> **PROBLEM REQUIREMENTS**: The data below must be copied in full and without any change.

>>>>

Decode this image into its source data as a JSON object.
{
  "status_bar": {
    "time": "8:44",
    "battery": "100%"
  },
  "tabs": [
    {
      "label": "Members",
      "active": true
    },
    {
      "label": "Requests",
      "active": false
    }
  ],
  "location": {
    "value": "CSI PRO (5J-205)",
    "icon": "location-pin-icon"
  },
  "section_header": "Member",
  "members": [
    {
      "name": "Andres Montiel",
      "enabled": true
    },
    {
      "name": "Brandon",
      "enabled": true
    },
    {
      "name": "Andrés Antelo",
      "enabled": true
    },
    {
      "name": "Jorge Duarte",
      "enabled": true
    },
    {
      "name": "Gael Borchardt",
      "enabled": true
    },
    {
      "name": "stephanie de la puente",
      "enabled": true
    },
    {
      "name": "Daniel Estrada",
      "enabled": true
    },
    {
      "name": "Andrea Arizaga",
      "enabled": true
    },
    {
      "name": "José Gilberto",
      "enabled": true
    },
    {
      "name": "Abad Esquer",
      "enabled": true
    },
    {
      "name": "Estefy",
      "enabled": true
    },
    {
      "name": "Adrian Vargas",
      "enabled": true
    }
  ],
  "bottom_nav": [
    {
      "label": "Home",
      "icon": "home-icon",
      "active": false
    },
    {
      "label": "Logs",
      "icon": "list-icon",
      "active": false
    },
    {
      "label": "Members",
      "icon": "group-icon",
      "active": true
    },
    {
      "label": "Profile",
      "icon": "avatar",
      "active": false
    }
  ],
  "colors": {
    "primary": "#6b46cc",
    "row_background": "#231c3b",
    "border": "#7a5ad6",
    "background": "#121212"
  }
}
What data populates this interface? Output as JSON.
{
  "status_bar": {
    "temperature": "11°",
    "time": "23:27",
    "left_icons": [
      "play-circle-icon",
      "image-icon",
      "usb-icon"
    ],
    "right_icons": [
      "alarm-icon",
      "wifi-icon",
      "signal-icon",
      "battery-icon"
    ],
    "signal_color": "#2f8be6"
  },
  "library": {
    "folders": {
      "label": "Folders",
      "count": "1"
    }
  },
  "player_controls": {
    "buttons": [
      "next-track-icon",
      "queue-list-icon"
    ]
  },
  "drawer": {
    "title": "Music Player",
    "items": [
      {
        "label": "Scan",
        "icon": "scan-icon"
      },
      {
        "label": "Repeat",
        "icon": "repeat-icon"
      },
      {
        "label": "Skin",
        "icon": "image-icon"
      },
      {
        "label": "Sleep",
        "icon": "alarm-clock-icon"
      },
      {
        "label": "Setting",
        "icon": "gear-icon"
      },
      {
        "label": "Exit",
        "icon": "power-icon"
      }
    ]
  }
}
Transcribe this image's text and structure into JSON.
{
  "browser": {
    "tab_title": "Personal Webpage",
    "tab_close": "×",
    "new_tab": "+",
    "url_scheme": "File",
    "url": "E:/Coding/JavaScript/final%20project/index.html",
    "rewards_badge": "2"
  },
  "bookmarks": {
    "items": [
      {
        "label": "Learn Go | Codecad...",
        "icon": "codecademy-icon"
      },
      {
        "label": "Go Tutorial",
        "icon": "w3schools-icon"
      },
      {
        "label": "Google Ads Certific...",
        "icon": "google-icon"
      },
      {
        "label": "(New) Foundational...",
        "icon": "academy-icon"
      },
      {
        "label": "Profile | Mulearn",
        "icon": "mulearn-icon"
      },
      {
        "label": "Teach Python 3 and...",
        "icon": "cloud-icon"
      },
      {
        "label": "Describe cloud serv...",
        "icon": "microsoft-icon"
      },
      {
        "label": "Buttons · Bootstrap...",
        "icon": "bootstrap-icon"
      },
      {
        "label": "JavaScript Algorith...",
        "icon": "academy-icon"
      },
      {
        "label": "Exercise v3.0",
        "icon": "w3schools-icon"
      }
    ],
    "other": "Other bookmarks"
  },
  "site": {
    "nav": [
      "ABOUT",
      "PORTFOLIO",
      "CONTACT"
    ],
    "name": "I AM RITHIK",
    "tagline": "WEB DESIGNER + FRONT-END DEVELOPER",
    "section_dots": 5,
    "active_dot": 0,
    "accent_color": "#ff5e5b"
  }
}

<<<<

> **SOLUTION TO THE EXERCISE**:
Decode this image into its source data as a JSON object.
{
  "status_bar": {
    "time": "8:44",
    "battery": "100%"
  },
  "tabs": [
    {
      "label": "Members",
      "active": true
    },
    {
      "label": "Requests",
      "active": false
    }
  ],
  "location": {
    "value": "CSI PRO (5J-205)",
    "icon": "location-pin-icon"
  },
  "section_header": "Member",
  "members": [
    {
      "name": "Andres Montiel",
      "enabled": true
    },
    {
      "name": "Brandon",
      "enabled": true
    },
    {
      "name": "Andrés Antelo",
      "enabled": true
    },
    {
      "name": "Jorge Duarte",
      "enabled": true
    },
    {
      "name": "Gael Borchardt",
      "enabled": true
    },
    {
      "name": "stephanie de la puente",
      "enabled": true
    },
    {
      "name": "Daniel Estrada",
      "enabled": true
    },
    {
      "name": "Andrea Arizaga",
      "enabled": true
    },
    {
      "name": "José Gilberto",
      "enabled": true
    },
    {
      "name": "Abad Esquer",
      "enabled": true
    },
    {
      "name": "Estefy",
      "enabled": true
    },
    {
      "name": "Adrian Vargas",
      "enabled": true
    }
  ],
  "bottom_nav": [
    {
      "label": "Home",
      "icon": "home-icon",
      "active": false
    },
    {
      "label": "Logs",
      "icon": "list-icon",
      "active": false
    },
    {
      "label": "Members",
      "icon": "group-icon",
      "active": true
    },
    {
      "label": "Profile",
      "icon": "avatar",
      "active": false
    }
  ],
  "colors": {
    "primary": "#6b46cc",
    "row_background": "#231c3b",
    "border": "#7a5ad6",
    "background": "#121212"
  }
}
What data populates this interface? Output as JSON.
{
  "status_bar": {
    "temperature": "11°",
    "time": "23:27",
    "left_icons": [
      "play-circle-icon",
      "image-icon",
      "usb-icon"
    ],
    "right_icons": [
      "alarm-icon",
      "wifi-icon",
      "signal-icon",
      "battery-icon"
    ],
    "signal_color": "#2f8be6"
  },
  "library": {
    "folders": {
      "label": "Folders",
      "count": "1"
    }
  },
  "player_controls": {
    "buttons": [
      "next-track-icon",
      "queue-list-icon"
    ]
  },
  "drawer": {
    "title": "Music Player",
    "items": [
      {
        "label": "Scan",
        "icon": "scan-icon"
      },
      {
        "label": "Repeat",
        "icon": "repeat-icon"
      },
      {
        "label": "Skin",
        "icon": "image-icon"
      },
      {
        "label": "Sleep",
        "icon": "alarm-clock-icon"
      },
      {
        "label": "Setting",
        "icon": "gear-icon"
      },
      {
        "label": "Exit",
        "icon": "power-icon"
      }
    ]
  }
}
Transcribe this image's text and structure into JSON.
{
  "browser": {
    "tab_title": "Personal Webpage",
    "tab_close": "×",
    "new_tab": "+",
    "url_scheme": "File",
    "url": "E:/Coding/JavaScript/final%20project/index.html",
    "rewards_badge": "2"
  },
  "bookmarks": {
    "items": [
      {
        "label": "Learn Go | Codecad...",
        "icon": "codecademy-icon"
      },
      {
        "label": "Go Tutorial",
        "icon": "w3schools-icon"
      },
      {
        "label": "Google Ads Certific...",
        "icon": "google-icon"
      },
      {
        "label": "(New) Foundational...",
        "icon": "academy-icon"
      },
      {
        "label": "Profile | Mulearn",
        "icon": "mulearn-icon"
      },
      {
        "label": "Teach Python 3 and...",
        "icon": "cloud-icon"
      },
      {
        "label": "Describe cloud serv...",
        "icon": "microsoft-icon"
      },
      {
        "label": "Buttons · Bootstrap...",
        "icon": "bootstrap-icon"
      },
      {
        "label": "JavaScript Algorith...",
        "icon": "academy-icon"
      },
      {
        "label": "Exercise v3.0",
        "icon": "w3schools-icon"
      }
    ],
    "other": "Other bookmarks"
  },
  "site": {
    "nav": [
      "ABOUT",
      "PORTFOLIO",
      "CONTACT"
    ],
    "name": "I AM RITHIK",
    "tagline": "WEB DESIGNER + FRONT-END DEVELOPER",
    "section_dots": 5,
    "active_dot": 0,
    "accent_color": "#ff5e5b"
  }
}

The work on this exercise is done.